* Requirements *
Your task is to transcribe all of the data below exactly, omitting the images.
>> START Data for the task
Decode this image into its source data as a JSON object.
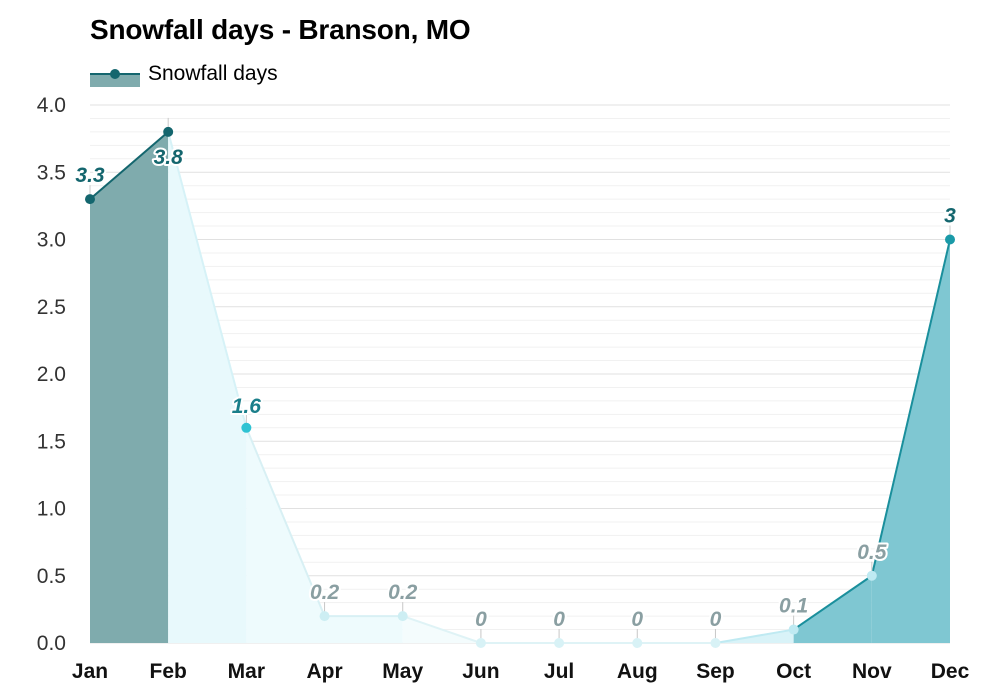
{
  "chart_data": {
    "type": "area",
    "title": "Snowfall days - Branson, MO",
    "legend": "Snowfall days",
    "legend_placement": "top-left",
    "grid": true,
    "categories": [
      "Jan",
      "Feb",
      "Mar",
      "Apr",
      "May",
      "Jun",
      "Jul",
      "Aug",
      "Sep",
      "Oct",
      "Nov",
      "Dec"
    ],
    "series": [
      {
        "name": "Snowfall days",
        "values": [
          3.3,
          3.8,
          1.6,
          0.2,
          0.2,
          0,
          0,
          0,
          0,
          0.1,
          0.5,
          3
        ],
        "labels": [
          "3.3",
          "3.8",
          "1.6",
          "0.2",
          "0.2",
          "0",
          "0",
          "0",
          "0",
          "0.1",
          "0.5",
          "3"
        ]
      }
    ],
    "ylim": [
      0,
      4
    ],
    "yticks": [
      "0.0",
      "0.5",
      "1.0",
      "1.5",
      "2.0",
      "2.5",
      "3.0",
      "3.5",
      "4.0"
    ],
    "colors": {
      "Jan": {
        "fill": "#7fabad",
        "line": "#14666e",
        "point": "#14666e",
        "label": "#14666e"
      },
      "Feb": {
        "fill": "#8fdfea",
        "line": "#2fc3d3",
        "point": "#14666e",
        "label": "#14666e"
      },
      "Mar": {
        "fill": "#e8f9fc",
        "line": "#d6f2f7",
        "point": "#2fc3d3",
        "label": "#1b7f8a"
      },
      "Apr": {
        "fill": "#eefbfd",
        "line": "#d8f0f4",
        "point": "#cdeef3",
        "label": "#8a9fa2"
      },
      "May": {
        "fill": "#eefbfd",
        "line": "#d8f0f4",
        "point": "#cdeef3",
        "label": "#8a9fa2"
      },
      "Jun": {
        "fill": "#f4fcfd",
        "line": "#dff3f6",
        "point": "#d8f2f6",
        "label": "#8a9fa2"
      },
      "Jul": {
        "fill": "#f4fcfd",
        "line": "#dff3f6",
        "point": "#d8f2f6",
        "label": "#8a9fa2"
      },
      "Aug": {
        "fill": "#f4fcfd",
        "line": "#dff3f6",
        "point": "#d8f2f6",
        "label": "#8a9fa2"
      },
      "Sep": {
        "fill": "#f4fcfd",
        "line": "#dff3f6",
        "point": "#d8f2f6",
        "label": "#8a9fa2"
      },
      "Oct": {
        "fill": "#d9f3f8",
        "line": "#bfeaf2",
        "point": "#bfeaf2",
        "label": "#8a9fa2"
      },
      "Nov": {
        "fill": "#7fc7d2",
        "line": "#1a8f9c",
        "point": "#bfeaf2",
        "label": "#8a9fa2"
      },
      "Dec": {
        "fill": "#7fc7d2",
        "line": "#1a8f9c",
        "point": "#1a9aa8",
        "label": "#14666e"
      }
    },
    "legend_colors": {
      "fill": "#7fabad",
      "line": "#14666e",
      "point": "#14666e"
    },
    "gridline_color": "#e3e3e3"
  }
}
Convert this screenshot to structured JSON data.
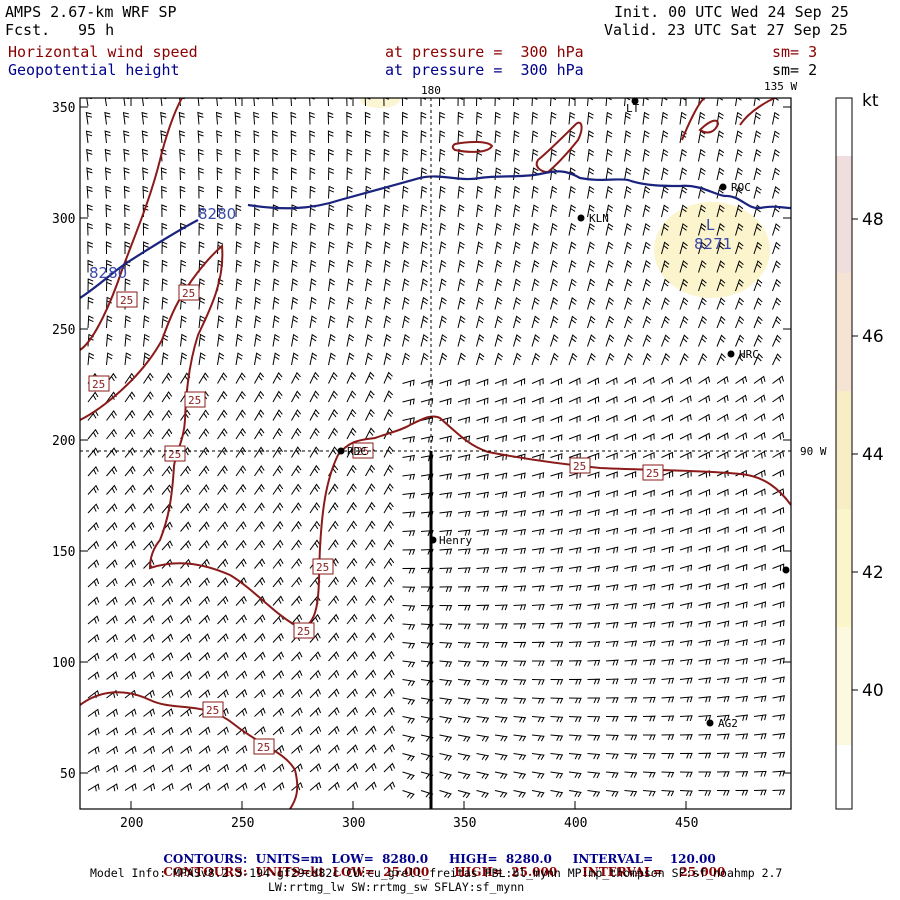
{
  "header": {
    "model": "AMPS 2.67-km WRF SP",
    "fcst_label": "Fcst.",
    "fcst_value": "95 h",
    "init": "Init. 00 UTC Wed 24 Sep 25",
    "valid": "Valid. 23 UTC Sat 27 Sep 25",
    "field1": "Horizontal wind speed",
    "field2": "Geopotential height",
    "pressure1": "at pressure =  300 hPa",
    "pressure2": "at pressure =  300 hPa",
    "sm1": "sm= 3",
    "sm2": "sm= 2"
  },
  "map": {
    "top_label_180": "180",
    "top_label_135w": "135 W",
    "right_label_90w": "90 W",
    "x_ticks": [
      "200",
      "250",
      "300",
      "350",
      "400",
      "450"
    ],
    "y_ticks": [
      "350",
      "300",
      "250",
      "200",
      "150",
      "100",
      "50"
    ],
    "stations": [
      {
        "name": "ROC"
      },
      {
        "name": "KLN"
      },
      {
        "name": "HRC"
      },
      {
        "name": "Henry"
      },
      {
        "name": "AG2"
      },
      {
        "name": "LT"
      },
      {
        "name": "RDC"
      }
    ],
    "height_labels": [
      "8280",
      "8280",
      "8271"
    ],
    "low_marker": "L",
    "speed_labels": [
      "25",
      "25",
      "25",
      "25",
      "25",
      "25",
      "25",
      "25",
      "25",
      "25",
      "25"
    ]
  },
  "colorbar": {
    "unit": "kt",
    "labels": [
      "48",
      "46",
      "44",
      "42",
      "40"
    ],
    "colors": [
      "#f0dede",
      "#f5e4d4",
      "#f7eec6",
      "#fbf5cc",
      "#fdf9e0"
    ]
  },
  "footer": {
    "c1_title": "CONTOURS:",
    "c1_units": "UNITS=m",
    "c1_low": "LOW=  8280.0",
    "c1_high": "HIGH=  8280.0",
    "c1_interval": "INTERVAL=    120.00",
    "c2_title": "CONTOURS:",
    "c2_units": "UNITS=kt",
    "c2_low": "LOW=  25.000",
    "c2_high": "HIGH=  25.000",
    "c2_interval": "INTERVAL=    25.000",
    "model_info_1": "Model Info: MPASv8.2.3-194-gf29cd82c CU:cu_grell_freitas PBL:bl_mynn MP:mp_thompson SF:sf_noahmp 2.7",
    "model_info_2": "LW:rrtmg_lw SW:rrtmg_sw SFLAY:sf_mynn"
  },
  "colors": {
    "speed_contour": "#8b1a1a",
    "height_contour": "#1a237e",
    "highlight_blob": "#fbf3c8"
  }
}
>> END Data for the task
* Finished task *
Decode this image into its source data as a JSON object.
{
  "chart_data": {
    "type": "area",
    "title": "Snowfall days - Branson, MO",
    "legend": "Snowfall days",
    "legend_placement": "top-left",
    "grid": true,
    "categories": [
      "Jan",
      "Feb",
      "Mar",
      "Apr",
      "May",
      "Jun",
      "Jul",
      "Aug",
      "Sep",
      "Oct",
      "Nov",
      "Dec"
    ],
    "series": [
      {
        "name": "Snowfall days",
        "values": [
          3.3,
          3.8,
          1.6,
          0.2,
          0.2,
          0,
          0,
          0,
          0,
          0.1,
          0.5,
          3
        ],
        "labels": [
          "3.3",
          "3.8",
          "1.6",
          "0.2",
          "0.2",
          "0",
          "0",
          "0",
          "0",
          "0.1",
          "0.5",
          "3"
        ]
      }
    ],
    "ylim": [
      0,
      4
    ],
    "yticks": [
      "0.0",
      "0.5",
      "1.0",
      "1.5",
      "2.0",
      "2.5",
      "3.0",
      "3.5",
      "4.0"
    ],
    "colors": {
      "Jan": {
        "fill": "#7fabad",
        "line": "#14666e",
        "point": "#14666e",
        "label": "#14666e"
      },
      "Feb": {
        "fill": "#8fdfea",
        "line": "#2fc3d3",
        "point": "#14666e",
        "label": "#14666e"
      },
      "Mar": {
        "fill": "#e8f9fc",
        "line": "#d6f2f7",
        "point": "#2fc3d3",
        "label": "#1b7f8a"
      },
      "Apr": {
        "fill": "#eefbfd",
        "line": "#d8f0f4",
        "point": "#cdeef3",
        "label": "#8a9fa2"
      },
      "May": {
        "fill": "#eefbfd",
        "line": "#d8f0f4",
        "point": "#cdeef3",
        "label": "#8a9fa2"
      },
      "Jun": {
        "fill": "#f4fcfd",
        "line": "#dff3f6",
        "point": "#d8f2f6",
        "label": "#8a9fa2"
      },
      "Jul": {
        "fill": "#f4fcfd",
        "line": "#dff3f6",
        "point": "#d8f2f6",
        "label": "#8a9fa2"
      },
      "Aug": {
        "fill": "#f4fcfd",
        "line": "#dff3f6",
        "point": "#d8f2f6",
        "label": "#8a9fa2"
      },
      "Sep": {
        "fill": "#f4fcfd",
        "line": "#dff3f6",
        "point": "#d8f2f6",
        "label": "#8a9fa2"
      },
      "Oct": {
        "fill": "#d9f3f8",
        "line": "#bfeaf2",
        "point": "#bfeaf2",
        "label": "#8a9fa2"
      },
      "Nov": {
        "fill": "#7fc7d2",
        "line": "#1a8f9c",
        "point": "#bfeaf2",
        "label": "#8a9fa2"
      },
      "Dec": {
        "fill": "#7fc7d2",
        "line": "#1a8f9c",
        "point": "#1a9aa8",
        "label": "#14666e"
      }
    },
    "legend_colors": {
      "fill": "#7fabad",
      "line": "#14666e",
      "point": "#14666e"
    },
    "gridline_color": "#e3e3e3"
  }
}
Convert this screenshot to structured JSON data.
{
  "header": {
    "model": "AMPS 2.67-km WRF SP",
    "fcst_label": "Fcst.",
    "fcst_value": "95 h",
    "init": "Init. 00 UTC Wed 24 Sep 25",
    "valid": "Valid. 23 UTC Sat 27 Sep 25",
    "field1": "Horizontal wind speed",
    "field2": "Geopotential height",
    "pressure1": "at pressure =  300 hPa",
    "pressure2": "at pressure =  300 hPa",
    "sm1": "sm= 3",
    "sm2": "sm= 2"
  },
  "map": {
    "top_label_180": "180",
    "top_label_135w": "135 W",
    "right_label_90w": "90 W",
    "x_ticks": [
      "200",
      "250",
      "300",
      "350",
      "400",
      "450"
    ],
    "y_ticks": [
      "350",
      "300",
      "250",
      "200",
      "150",
      "100",
      "50"
    ],
    "stations": [
      {
        "name": "ROC"
      },
      {
        "name": "KLN"
      },
      {
        "name": "HRC"
      },
      {
        "name": "Henry"
      },
      {
        "name": "AG2"
      },
      {
        "name": "LT"
      },
      {
        "name": "RDC"
      }
    ],
    "height_labels": [
      "8280",
      "8280",
      "8271"
    ],
    "low_marker": "L",
    "speed_labels": [
      "25",
      "25",
      "25",
      "25",
      "25",
      "25",
      "25",
      "25",
      "25",
      "25",
      "25"
    ]
  },
  "colorbar": {
    "unit": "kt",
    "labels": [
      "48",
      "46",
      "44",
      "42",
      "40"
    ],
    "colors": [
      "#f0dede",
      "#f5e4d4",
      "#f7eec6",
      "#fbf5cc",
      "#fdf9e0"
    ]
  },
  "footer": {
    "c1_title": "CONTOURS:",
    "c1_units": "UNITS=m",
    "c1_low": "LOW=  8280.0",
    "c1_high": "HIGH=  8280.0",
    "c1_interval": "INTERVAL=    120.00",
    "c2_title": "CONTOURS:",
    "c2_units": "UNITS=kt",
    "c2_low": "LOW=  25.000",
    "c2_high": "HIGH=  25.000",
    "c2_interval": "INTERVAL=    25.000",
    "model_info_1": "Model Info: MPASv8.2.3-194-gf29cd82c CU:cu_grell_freitas PBL:bl_mynn MP:mp_thompson SF:sf_noahmp 2.7",
    "model_info_2": "LW:rrtmg_lw SW:rrtmg_sw SFLAY:sf_mynn"
  },
  "colors": {
    "speed_contour": "#8b1a1a",
    "height_contour": "#1a237e",
    "highlight_blob": "#fbf3c8"
  }
}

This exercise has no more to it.